→ **Task prompt**: Return every line of the data below that includes the string "with".

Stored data
— START —

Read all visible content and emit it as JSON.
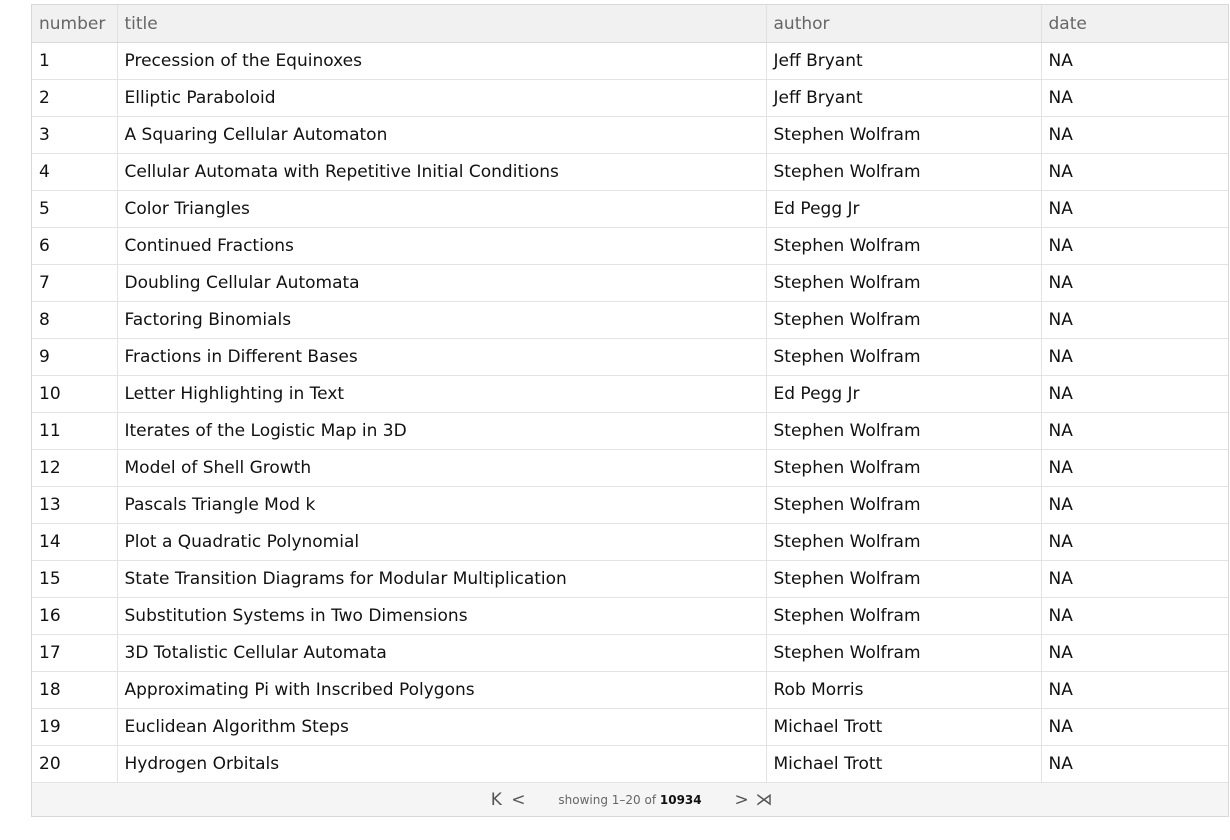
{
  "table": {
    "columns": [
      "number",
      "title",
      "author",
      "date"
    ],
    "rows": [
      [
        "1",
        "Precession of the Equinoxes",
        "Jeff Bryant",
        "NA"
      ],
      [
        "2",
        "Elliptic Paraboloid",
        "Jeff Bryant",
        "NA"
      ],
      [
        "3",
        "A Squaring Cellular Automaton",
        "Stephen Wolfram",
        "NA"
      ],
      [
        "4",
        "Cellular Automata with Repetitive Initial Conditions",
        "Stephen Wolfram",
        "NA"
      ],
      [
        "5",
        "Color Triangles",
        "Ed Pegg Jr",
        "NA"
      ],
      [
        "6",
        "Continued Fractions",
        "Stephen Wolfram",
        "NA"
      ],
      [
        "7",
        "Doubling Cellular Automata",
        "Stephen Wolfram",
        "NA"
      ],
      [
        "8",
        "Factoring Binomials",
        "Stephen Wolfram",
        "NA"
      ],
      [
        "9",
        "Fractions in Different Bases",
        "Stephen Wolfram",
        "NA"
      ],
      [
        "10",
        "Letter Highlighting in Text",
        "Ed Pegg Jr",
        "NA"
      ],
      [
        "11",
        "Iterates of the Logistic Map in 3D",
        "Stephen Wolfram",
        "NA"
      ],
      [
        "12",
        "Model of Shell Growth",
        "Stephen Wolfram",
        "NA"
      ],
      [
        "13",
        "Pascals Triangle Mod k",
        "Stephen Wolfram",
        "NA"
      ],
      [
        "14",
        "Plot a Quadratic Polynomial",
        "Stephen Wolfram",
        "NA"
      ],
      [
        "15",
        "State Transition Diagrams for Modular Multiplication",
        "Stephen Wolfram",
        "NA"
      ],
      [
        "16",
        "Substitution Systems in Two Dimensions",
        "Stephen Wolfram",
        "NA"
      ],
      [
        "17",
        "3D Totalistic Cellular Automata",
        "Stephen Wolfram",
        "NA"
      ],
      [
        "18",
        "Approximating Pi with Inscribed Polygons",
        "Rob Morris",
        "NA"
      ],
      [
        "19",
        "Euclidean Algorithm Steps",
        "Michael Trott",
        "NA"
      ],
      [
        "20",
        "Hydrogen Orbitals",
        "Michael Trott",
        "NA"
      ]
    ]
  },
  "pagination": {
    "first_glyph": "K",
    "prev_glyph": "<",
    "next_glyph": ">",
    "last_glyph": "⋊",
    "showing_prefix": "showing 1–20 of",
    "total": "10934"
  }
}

— END —
— START —

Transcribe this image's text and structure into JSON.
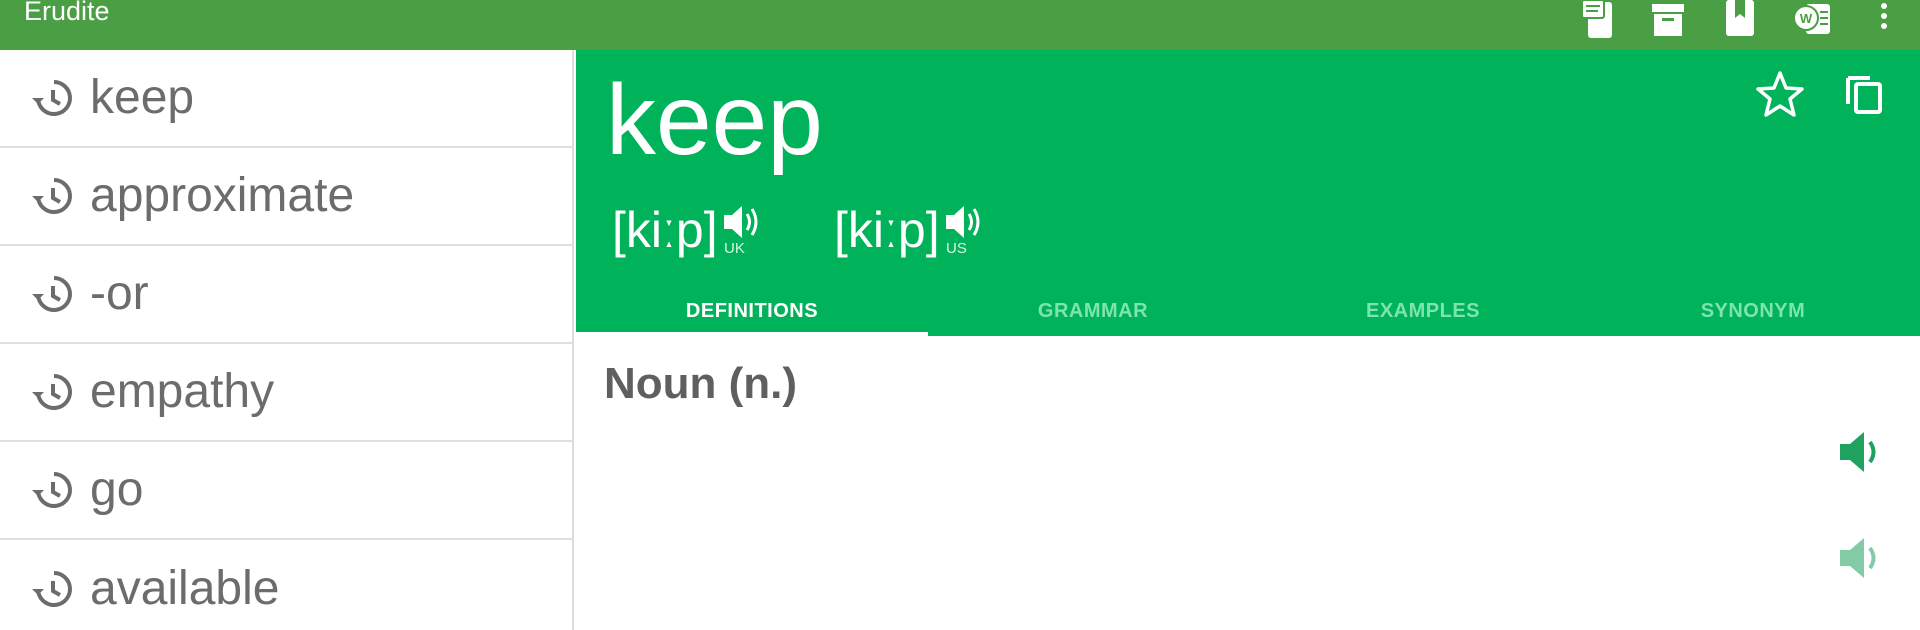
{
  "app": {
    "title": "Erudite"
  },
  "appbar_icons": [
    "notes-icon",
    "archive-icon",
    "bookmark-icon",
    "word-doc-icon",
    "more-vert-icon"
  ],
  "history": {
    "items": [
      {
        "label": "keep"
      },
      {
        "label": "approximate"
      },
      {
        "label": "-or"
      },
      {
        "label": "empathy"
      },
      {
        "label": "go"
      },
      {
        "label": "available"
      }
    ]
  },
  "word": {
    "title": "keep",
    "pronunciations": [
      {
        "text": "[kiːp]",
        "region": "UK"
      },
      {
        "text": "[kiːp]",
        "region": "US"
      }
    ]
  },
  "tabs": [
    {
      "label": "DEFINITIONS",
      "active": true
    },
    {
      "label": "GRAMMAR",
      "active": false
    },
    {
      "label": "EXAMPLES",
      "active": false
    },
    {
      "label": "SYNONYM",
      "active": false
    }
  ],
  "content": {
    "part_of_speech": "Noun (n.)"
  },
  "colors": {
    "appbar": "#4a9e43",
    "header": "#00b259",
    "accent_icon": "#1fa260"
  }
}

— END —

→ **Exercise result**:
        "Cellular Automata with Repetitive Initial Conditions",
        "Approximating Pi with Inscribed Polygons",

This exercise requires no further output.